Collect each line holding the string "value".

[Records that describe figures]:
══════════════════════════════
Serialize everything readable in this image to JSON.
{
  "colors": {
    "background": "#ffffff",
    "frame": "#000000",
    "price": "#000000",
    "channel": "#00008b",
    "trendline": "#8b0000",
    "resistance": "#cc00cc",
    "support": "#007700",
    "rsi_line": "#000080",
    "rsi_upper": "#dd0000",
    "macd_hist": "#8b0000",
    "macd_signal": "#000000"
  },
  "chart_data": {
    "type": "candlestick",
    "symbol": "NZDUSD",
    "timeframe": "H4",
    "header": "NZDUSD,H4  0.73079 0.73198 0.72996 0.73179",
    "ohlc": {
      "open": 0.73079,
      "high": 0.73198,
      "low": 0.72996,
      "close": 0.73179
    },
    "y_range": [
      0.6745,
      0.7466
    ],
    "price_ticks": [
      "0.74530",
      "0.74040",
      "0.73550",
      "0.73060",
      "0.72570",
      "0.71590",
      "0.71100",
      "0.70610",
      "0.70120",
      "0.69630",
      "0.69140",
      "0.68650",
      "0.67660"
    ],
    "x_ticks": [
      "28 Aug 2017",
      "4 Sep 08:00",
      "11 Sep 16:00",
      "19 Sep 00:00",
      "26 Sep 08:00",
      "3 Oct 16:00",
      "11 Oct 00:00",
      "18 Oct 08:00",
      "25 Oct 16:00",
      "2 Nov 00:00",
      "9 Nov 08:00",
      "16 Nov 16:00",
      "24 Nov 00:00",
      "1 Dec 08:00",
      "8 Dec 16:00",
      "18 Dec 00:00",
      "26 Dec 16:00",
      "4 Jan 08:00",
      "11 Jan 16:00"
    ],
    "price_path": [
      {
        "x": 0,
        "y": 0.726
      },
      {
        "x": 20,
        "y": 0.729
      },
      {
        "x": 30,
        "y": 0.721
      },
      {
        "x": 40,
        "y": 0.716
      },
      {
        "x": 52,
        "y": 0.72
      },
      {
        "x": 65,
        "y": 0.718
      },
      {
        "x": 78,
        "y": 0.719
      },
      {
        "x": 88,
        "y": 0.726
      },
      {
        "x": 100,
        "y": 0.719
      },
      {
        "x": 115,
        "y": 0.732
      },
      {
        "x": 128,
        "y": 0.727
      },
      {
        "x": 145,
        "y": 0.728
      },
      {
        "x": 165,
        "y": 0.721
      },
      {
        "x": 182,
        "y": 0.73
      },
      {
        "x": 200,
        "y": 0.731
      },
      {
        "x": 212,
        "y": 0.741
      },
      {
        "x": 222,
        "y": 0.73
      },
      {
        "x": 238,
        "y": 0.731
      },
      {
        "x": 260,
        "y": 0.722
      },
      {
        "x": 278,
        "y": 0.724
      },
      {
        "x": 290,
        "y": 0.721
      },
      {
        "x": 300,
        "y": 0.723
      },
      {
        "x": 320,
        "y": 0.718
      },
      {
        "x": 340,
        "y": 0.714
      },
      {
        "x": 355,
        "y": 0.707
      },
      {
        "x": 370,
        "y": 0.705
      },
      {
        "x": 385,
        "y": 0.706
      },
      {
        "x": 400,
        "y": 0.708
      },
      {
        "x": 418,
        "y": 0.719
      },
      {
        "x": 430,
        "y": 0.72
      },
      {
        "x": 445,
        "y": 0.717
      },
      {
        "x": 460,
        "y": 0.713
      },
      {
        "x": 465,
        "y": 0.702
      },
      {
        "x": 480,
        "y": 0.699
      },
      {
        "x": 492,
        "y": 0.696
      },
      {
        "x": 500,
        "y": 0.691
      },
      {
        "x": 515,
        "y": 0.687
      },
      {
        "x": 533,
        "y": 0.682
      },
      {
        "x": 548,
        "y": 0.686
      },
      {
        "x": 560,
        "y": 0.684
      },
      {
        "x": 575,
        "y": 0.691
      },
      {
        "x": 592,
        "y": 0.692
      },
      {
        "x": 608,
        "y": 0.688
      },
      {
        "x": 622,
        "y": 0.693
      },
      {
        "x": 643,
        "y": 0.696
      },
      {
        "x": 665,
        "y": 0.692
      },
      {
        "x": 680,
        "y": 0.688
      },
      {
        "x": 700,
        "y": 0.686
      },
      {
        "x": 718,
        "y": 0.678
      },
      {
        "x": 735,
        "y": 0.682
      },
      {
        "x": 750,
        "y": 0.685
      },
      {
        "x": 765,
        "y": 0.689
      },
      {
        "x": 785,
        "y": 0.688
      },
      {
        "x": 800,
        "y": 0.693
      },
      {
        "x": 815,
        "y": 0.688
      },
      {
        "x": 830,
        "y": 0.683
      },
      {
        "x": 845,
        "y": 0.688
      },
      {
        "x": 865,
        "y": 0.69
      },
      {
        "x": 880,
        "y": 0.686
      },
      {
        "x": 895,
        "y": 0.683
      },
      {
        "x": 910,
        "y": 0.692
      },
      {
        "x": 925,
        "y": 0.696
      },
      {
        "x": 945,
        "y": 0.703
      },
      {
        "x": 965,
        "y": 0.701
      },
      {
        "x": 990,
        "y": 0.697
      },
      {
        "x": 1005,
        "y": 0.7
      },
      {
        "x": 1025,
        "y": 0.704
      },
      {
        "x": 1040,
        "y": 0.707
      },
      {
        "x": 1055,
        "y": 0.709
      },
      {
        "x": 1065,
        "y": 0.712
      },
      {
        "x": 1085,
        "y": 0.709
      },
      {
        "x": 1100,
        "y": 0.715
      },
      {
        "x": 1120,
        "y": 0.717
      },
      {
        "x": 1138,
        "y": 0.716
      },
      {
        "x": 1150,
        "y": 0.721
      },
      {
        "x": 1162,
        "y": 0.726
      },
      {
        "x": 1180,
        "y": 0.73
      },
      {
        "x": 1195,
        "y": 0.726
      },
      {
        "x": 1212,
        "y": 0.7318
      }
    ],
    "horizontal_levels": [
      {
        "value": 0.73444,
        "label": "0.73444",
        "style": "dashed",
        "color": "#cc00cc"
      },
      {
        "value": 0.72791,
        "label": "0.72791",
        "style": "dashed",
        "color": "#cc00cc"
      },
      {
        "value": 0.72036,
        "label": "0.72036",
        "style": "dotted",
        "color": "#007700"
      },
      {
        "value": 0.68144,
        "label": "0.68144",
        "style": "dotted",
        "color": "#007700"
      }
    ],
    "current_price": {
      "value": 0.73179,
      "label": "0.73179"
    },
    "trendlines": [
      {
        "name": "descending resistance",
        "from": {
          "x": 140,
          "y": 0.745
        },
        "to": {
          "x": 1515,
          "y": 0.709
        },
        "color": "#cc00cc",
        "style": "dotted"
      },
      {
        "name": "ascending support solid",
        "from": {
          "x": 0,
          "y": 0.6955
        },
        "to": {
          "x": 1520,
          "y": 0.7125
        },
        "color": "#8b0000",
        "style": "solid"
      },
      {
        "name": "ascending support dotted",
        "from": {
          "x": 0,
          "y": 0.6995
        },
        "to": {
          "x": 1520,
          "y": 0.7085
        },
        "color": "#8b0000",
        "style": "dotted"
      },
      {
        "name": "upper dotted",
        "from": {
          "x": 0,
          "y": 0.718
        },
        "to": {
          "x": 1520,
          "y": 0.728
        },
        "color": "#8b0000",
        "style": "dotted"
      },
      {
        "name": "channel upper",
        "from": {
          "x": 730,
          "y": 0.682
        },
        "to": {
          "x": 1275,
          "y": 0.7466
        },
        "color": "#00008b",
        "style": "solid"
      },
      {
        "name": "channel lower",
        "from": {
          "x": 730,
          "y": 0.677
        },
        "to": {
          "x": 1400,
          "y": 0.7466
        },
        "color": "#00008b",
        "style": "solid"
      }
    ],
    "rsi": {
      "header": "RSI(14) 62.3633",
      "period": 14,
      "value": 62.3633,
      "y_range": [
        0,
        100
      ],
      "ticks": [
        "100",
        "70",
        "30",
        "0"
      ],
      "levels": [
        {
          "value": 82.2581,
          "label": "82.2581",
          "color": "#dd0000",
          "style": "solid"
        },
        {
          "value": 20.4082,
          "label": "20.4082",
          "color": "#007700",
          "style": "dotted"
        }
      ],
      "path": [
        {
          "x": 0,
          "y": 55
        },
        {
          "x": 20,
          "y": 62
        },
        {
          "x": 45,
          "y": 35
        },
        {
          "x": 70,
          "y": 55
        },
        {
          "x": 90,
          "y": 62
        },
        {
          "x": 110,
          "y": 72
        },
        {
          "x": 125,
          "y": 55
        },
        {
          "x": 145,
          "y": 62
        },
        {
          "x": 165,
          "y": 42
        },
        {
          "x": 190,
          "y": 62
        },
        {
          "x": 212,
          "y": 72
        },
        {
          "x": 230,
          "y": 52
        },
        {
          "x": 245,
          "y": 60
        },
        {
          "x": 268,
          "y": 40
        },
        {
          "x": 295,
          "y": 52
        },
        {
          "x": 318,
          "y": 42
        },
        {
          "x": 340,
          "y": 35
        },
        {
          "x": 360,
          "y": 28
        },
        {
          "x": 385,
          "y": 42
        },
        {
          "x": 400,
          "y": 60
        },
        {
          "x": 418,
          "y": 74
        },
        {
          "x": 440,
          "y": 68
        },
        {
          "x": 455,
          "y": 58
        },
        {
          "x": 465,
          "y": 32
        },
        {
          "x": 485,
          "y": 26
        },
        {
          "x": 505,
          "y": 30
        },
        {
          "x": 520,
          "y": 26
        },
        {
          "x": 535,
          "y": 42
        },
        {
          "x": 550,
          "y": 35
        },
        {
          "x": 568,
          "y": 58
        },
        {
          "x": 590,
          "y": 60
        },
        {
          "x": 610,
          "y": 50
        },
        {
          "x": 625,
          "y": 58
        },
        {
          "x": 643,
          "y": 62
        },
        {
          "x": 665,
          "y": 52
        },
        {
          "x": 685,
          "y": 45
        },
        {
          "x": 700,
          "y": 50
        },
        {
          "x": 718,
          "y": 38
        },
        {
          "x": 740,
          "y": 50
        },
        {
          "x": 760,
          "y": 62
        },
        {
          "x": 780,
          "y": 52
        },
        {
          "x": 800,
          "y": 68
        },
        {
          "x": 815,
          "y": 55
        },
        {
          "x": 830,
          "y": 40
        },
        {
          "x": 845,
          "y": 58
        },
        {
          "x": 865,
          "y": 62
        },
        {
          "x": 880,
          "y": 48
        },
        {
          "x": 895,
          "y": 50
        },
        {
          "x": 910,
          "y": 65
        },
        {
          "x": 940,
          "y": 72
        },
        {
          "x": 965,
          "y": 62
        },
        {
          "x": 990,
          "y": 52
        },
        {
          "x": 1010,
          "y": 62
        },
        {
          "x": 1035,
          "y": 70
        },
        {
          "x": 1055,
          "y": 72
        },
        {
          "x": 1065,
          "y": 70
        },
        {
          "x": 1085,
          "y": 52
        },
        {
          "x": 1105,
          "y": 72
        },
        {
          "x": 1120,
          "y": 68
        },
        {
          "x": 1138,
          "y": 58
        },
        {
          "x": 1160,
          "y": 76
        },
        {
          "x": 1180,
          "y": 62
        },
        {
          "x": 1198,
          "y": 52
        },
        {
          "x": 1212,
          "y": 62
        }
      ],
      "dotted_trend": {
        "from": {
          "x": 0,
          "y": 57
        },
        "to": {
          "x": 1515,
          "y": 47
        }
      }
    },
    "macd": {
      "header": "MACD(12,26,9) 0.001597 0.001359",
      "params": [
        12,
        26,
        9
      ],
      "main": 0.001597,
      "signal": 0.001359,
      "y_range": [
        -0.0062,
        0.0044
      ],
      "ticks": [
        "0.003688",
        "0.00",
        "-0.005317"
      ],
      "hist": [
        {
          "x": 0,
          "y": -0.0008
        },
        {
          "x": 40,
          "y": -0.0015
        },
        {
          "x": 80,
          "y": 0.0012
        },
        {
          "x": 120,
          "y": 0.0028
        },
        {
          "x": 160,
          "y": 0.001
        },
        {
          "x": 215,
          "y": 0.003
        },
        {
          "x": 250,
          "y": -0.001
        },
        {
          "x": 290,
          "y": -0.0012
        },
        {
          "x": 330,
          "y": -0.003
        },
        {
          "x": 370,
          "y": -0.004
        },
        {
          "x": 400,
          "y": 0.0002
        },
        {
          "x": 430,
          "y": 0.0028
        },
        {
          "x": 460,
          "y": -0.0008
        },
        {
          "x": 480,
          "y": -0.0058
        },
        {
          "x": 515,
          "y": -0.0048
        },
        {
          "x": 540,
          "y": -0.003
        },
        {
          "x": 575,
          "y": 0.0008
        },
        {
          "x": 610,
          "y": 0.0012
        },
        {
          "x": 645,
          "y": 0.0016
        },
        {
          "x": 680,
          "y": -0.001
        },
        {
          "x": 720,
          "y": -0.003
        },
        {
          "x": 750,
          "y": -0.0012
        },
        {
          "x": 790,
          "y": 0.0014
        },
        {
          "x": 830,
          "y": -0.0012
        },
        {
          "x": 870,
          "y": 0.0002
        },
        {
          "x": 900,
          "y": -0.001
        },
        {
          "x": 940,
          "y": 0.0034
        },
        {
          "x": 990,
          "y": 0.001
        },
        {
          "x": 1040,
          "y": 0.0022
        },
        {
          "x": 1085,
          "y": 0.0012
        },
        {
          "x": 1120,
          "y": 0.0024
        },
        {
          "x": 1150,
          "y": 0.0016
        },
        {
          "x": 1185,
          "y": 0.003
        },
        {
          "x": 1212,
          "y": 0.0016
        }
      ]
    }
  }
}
══════════════════════════════
[Expected answer]:
        "value": 0.73444,
        "value": 0.72791,
        "value": 0.72036,
        "value": 0.68144,
      "value": 0.73179,
      "value": 62.3633,
          "value": 82.2581,
          "value": 20.4082,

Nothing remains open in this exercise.